# REQUEST:
Repeat the whole listing exactly.
== == ==
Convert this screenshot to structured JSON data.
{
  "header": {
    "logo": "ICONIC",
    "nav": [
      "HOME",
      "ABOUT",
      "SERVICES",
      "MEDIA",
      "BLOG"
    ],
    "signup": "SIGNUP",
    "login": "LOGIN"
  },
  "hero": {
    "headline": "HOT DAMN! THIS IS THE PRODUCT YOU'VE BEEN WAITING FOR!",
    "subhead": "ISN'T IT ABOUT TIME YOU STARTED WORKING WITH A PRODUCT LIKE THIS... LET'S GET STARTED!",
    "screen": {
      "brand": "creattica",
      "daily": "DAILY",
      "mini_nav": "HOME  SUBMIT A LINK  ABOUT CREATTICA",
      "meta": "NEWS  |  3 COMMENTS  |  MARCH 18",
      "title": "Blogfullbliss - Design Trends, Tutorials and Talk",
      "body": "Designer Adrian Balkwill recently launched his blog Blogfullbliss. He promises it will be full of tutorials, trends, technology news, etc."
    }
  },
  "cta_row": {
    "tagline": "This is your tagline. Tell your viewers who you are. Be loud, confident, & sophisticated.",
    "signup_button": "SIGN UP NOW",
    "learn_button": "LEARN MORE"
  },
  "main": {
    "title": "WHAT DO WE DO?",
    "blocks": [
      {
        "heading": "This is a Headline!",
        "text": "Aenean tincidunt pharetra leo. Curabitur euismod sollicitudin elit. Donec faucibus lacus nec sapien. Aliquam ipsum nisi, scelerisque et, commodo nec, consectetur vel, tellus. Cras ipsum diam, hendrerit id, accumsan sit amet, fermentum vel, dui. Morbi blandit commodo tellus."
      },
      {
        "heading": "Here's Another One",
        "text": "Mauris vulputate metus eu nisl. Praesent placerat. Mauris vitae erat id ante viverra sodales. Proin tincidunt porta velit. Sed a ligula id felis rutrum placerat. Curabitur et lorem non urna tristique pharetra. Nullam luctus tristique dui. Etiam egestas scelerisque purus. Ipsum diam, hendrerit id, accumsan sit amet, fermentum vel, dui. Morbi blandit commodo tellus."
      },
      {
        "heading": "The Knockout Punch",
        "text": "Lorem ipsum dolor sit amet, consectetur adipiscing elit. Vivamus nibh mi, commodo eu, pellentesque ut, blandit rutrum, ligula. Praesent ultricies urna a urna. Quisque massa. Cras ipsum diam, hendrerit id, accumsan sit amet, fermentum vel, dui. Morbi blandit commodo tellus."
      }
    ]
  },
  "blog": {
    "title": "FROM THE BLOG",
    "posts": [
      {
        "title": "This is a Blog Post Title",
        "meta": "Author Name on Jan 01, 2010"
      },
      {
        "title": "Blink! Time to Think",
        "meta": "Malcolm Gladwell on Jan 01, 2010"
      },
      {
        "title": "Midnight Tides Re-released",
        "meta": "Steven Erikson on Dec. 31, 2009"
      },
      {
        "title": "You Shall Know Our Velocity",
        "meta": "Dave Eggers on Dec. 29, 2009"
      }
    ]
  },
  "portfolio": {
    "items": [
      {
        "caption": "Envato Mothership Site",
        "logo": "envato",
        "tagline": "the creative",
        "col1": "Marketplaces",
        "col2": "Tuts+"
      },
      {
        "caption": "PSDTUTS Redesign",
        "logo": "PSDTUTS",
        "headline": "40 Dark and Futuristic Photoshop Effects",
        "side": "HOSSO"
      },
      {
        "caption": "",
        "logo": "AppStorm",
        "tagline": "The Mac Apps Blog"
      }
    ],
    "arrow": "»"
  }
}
== == ==
# WRITTEN SOLUTION:
Convert this screenshot to structured JSON data.
{
  "header": {
    "logo": "ICONIC",
    "nav": [
      "HOME",
      "ABOUT",
      "SERVICES",
      "MEDIA",
      "BLOG"
    ],
    "signup": "SIGNUP",
    "login": "LOGIN"
  },
  "hero": {
    "headline": "HOT DAMN! THIS IS THE PRODUCT YOU'VE BEEN WAITING FOR!",
    "subhead": "ISN'T IT ABOUT TIME YOU STARTED WORKING WITH A PRODUCT LIKE THIS... LET'S GET STARTED!",
    "screen": {
      "brand": "creattica",
      "daily": "DAILY",
      "mini_nav": "HOME  SUBMIT A LINK  ABOUT CREATTICA",
      "meta": "NEWS  |  3 COMMENTS  |  MARCH 18",
      "title": "Blogfullbliss - Design Trends, Tutorials and Talk",
      "body": "Designer Adrian Balkwill recently launched his blog Blogfullbliss. He promises it will be full of tutorials, trends, technology news, etc."
    }
  },
  "cta_row": {
    "tagline": "This is your tagline. Tell your viewers who you are. Be loud, confident, & sophisticated.",
    "signup_button": "SIGN UP NOW",
    "learn_button": "LEARN MORE"
  },
  "main": {
    "title": "WHAT DO WE DO?",
    "blocks": [
      {
        "heading": "This is a Headline!",
        "text": "Aenean tincidunt pharetra leo. Curabitur euismod sollicitudin elit. Donec faucibus lacus nec sapien. Aliquam ipsum nisi, scelerisque et, commodo nec, consectetur vel, tellus. Cras ipsum diam, hendrerit id, accumsan sit amet, fermentum vel, dui. Morbi blandit commodo tellus."
      },
      {
        "heading": "Here's Another One",
        "text": "Mauris vulputate metus eu nisl. Praesent placerat. Mauris vitae erat id ante viverra sodales. Proin tincidunt porta velit. Sed a ligula id felis rutrum placerat. Curabitur et lorem non urna tristique pharetra. Nullam luctus tristique dui. Etiam egestas scelerisque purus. Ipsum diam, hendrerit id, accumsan sit amet, fermentum vel, dui. Morbi blandit commodo tellus."
      },
      {
        "heading": "The Knockout Punch",
        "text": "Lorem ipsum dolor sit amet, consectetur adipiscing elit. Vivamus nibh mi, commodo eu, pellentesque ut, blandit rutrum, ligula. Praesent ultricies urna a urna. Quisque massa. Cras ipsum diam, hendrerit id, accumsan sit amet, fermentum vel, dui. Morbi blandit commodo tellus."
      }
    ]
  },
  "blog": {
    "title": "FROM THE BLOG",
    "posts": [
      {
        "title": "This is a Blog Post Title",
        "meta": "Author Name on Jan 01, 2010"
      },
      {
        "title": "Blink! Time to Think",
        "meta": "Malcolm Gladwell on Jan 01, 2010"
      },
      {
        "title": "Midnight Tides Re-released",
        "meta": "Steven Erikson on Dec. 31, 2009"
      },
      {
        "title": "You Shall Know Our Velocity",
        "meta": "Dave Eggers on Dec. 29, 2009"
      }
    ]
  },
  "portfolio": {
    "items": [
      {
        "caption": "Envato Mothership Site",
        "logo": "envato",
        "tagline": "the creative",
        "col1": "Marketplaces",
        "col2": "Tuts+"
      },
      {
        "caption": "PSDTUTS Redesign",
        "logo": "PSDTUTS",
        "headline": "40 Dark and Futuristic Photoshop Effects",
        "side": "HOSSO"
      },
      {
        "caption": "",
        "logo": "AppStorm",
        "tagline": "The Mac Apps Blog"
      }
    ],
    "arrow": "»"
  }
}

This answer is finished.